▸ ITEMS
——
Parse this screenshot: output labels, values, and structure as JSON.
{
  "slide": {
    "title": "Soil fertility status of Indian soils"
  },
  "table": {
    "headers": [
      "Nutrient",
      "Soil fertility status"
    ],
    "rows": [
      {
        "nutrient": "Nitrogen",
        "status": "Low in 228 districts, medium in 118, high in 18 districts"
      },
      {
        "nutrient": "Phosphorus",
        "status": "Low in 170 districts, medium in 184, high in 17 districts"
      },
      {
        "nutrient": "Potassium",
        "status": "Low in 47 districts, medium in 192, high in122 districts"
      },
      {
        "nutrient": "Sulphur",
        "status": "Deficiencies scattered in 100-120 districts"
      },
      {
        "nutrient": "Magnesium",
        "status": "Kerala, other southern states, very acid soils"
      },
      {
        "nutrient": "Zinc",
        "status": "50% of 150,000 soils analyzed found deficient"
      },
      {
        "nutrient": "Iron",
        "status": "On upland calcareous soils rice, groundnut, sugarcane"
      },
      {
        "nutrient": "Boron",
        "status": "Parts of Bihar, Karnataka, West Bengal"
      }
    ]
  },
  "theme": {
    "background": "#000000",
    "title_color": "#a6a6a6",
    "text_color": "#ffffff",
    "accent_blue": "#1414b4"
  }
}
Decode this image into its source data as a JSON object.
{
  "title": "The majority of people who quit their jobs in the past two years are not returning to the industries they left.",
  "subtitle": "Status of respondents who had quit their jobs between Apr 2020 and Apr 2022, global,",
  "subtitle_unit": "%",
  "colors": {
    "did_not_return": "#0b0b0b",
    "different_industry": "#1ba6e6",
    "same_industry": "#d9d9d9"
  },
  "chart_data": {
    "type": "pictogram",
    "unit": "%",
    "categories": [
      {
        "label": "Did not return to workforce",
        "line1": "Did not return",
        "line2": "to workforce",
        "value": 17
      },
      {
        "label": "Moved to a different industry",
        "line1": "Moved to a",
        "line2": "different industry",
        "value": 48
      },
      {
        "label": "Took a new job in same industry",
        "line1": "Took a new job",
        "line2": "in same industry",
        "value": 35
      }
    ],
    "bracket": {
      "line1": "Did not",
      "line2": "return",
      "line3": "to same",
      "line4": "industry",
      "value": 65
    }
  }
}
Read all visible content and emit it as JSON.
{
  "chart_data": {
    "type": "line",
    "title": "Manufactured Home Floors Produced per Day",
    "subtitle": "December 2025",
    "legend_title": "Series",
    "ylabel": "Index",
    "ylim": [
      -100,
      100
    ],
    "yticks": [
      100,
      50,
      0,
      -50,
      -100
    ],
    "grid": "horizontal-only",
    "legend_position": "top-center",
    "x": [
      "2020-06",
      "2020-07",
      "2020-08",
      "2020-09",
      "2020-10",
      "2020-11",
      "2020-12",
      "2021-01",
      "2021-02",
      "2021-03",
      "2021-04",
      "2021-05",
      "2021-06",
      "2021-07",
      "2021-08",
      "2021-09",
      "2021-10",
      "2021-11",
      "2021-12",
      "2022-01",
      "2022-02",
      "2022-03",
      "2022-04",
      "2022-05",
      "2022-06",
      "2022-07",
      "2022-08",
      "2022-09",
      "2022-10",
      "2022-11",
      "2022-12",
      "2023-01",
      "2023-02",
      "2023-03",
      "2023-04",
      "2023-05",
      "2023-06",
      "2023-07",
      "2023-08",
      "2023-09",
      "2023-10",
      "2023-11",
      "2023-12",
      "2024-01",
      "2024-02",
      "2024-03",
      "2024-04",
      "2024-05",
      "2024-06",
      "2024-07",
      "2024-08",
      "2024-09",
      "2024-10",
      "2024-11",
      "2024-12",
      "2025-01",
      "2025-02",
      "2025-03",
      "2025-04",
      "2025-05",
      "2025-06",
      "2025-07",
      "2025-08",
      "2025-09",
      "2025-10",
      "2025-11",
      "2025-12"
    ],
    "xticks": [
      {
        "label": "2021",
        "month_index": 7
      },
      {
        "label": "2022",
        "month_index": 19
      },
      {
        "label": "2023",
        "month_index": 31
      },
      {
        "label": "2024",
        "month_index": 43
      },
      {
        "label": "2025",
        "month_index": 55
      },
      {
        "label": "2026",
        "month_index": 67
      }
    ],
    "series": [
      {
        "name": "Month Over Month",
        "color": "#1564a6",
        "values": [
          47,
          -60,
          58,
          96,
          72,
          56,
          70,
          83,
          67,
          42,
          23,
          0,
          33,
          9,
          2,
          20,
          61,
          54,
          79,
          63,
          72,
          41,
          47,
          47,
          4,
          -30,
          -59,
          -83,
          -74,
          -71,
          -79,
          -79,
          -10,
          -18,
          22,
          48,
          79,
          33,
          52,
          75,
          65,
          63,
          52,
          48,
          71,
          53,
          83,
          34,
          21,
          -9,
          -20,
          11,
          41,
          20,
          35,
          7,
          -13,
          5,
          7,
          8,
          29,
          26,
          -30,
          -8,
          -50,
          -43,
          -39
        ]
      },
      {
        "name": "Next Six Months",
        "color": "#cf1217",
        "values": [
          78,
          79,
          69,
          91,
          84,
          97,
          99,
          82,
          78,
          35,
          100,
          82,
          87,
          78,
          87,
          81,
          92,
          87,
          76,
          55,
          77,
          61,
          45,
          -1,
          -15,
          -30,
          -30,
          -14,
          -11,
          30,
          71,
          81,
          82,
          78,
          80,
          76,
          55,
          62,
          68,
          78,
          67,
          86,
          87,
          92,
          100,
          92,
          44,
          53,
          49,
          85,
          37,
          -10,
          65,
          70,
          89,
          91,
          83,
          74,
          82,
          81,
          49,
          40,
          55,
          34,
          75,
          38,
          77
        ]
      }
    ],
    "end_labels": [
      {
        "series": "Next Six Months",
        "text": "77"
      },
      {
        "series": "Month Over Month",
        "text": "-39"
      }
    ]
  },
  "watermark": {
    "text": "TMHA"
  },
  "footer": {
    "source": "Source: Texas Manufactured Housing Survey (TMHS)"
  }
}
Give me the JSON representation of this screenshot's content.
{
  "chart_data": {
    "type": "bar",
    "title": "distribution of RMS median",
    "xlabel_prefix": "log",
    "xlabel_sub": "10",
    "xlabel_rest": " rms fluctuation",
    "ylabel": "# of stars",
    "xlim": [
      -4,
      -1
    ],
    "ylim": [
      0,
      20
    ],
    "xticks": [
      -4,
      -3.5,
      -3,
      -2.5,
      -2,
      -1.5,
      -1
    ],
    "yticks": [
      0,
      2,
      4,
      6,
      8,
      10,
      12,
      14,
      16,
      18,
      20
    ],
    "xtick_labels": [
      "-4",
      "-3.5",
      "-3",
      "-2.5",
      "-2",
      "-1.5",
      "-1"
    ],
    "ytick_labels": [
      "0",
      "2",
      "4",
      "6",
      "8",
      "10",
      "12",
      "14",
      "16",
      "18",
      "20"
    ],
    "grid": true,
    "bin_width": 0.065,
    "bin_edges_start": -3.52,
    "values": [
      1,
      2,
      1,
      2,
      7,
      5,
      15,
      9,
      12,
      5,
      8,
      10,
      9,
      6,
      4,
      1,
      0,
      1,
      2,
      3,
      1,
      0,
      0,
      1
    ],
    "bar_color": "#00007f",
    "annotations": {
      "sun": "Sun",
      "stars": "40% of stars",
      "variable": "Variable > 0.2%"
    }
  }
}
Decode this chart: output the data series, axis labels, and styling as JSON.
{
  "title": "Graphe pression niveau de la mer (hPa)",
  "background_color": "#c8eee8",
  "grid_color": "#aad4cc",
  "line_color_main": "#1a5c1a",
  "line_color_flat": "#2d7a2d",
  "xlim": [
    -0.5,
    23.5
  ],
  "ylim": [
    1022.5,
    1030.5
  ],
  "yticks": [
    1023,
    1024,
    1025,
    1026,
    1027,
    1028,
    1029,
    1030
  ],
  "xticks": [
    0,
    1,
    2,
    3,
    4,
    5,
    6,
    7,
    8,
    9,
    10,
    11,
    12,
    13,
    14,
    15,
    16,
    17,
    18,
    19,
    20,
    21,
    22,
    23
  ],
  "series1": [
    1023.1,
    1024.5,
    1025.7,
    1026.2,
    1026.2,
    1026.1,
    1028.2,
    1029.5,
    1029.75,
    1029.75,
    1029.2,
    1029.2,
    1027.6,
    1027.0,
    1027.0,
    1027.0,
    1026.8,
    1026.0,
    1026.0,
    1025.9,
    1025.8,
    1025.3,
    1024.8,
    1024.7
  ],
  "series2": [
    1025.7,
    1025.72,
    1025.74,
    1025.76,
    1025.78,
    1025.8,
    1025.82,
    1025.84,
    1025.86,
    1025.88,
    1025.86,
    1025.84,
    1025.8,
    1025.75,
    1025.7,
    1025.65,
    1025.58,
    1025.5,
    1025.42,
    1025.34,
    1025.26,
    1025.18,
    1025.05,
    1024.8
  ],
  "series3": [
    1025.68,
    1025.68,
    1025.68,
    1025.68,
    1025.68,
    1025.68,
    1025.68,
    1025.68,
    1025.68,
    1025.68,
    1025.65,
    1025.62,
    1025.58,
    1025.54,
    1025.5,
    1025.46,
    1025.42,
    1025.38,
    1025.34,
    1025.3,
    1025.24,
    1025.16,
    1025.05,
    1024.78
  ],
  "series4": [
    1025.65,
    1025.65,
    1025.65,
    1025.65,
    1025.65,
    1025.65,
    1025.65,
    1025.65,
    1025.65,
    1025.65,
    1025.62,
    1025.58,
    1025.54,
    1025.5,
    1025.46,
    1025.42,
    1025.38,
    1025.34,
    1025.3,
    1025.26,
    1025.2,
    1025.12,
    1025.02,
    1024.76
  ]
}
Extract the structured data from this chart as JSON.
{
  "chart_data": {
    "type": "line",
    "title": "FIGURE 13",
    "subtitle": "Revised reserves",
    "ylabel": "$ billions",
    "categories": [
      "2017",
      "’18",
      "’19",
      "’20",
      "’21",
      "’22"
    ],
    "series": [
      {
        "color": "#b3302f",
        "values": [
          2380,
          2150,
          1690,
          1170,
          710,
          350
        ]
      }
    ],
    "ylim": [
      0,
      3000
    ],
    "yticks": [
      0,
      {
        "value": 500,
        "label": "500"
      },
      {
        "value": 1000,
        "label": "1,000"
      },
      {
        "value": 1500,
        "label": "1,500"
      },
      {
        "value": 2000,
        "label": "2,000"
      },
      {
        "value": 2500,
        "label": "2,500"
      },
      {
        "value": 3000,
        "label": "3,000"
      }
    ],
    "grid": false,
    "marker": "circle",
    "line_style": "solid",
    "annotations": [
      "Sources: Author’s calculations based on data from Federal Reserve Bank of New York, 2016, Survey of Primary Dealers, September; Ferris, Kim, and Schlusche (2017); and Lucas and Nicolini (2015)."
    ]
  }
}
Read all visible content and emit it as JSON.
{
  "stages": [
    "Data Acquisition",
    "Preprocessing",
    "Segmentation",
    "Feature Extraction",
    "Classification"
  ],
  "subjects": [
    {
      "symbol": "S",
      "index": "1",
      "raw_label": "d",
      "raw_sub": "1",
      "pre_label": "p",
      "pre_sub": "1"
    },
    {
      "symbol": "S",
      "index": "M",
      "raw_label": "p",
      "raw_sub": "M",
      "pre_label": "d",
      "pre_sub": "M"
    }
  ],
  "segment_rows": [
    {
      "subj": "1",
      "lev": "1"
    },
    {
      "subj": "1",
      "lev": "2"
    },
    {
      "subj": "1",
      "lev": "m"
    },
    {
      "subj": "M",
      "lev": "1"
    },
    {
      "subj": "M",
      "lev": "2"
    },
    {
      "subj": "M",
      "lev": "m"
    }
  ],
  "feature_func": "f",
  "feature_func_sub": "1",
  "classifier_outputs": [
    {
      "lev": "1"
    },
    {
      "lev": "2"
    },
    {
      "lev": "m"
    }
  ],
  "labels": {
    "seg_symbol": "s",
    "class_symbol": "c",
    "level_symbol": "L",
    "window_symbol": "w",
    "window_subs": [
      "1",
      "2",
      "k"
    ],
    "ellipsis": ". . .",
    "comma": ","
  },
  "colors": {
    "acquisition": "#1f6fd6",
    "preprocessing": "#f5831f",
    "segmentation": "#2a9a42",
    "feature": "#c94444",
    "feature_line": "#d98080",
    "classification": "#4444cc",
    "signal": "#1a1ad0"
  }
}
——
Above are the records. Identify each line that contains the word "medium".

▸ ANSWER TO THIS TASK
        "status": "Low in 228 districts, medium in 118, high in 18 districts"
        "status": "Low in 170 districts, medium in 184, high in 17 districts"
        "status": "Low in 47 districts, medium in 192, high in122 districts"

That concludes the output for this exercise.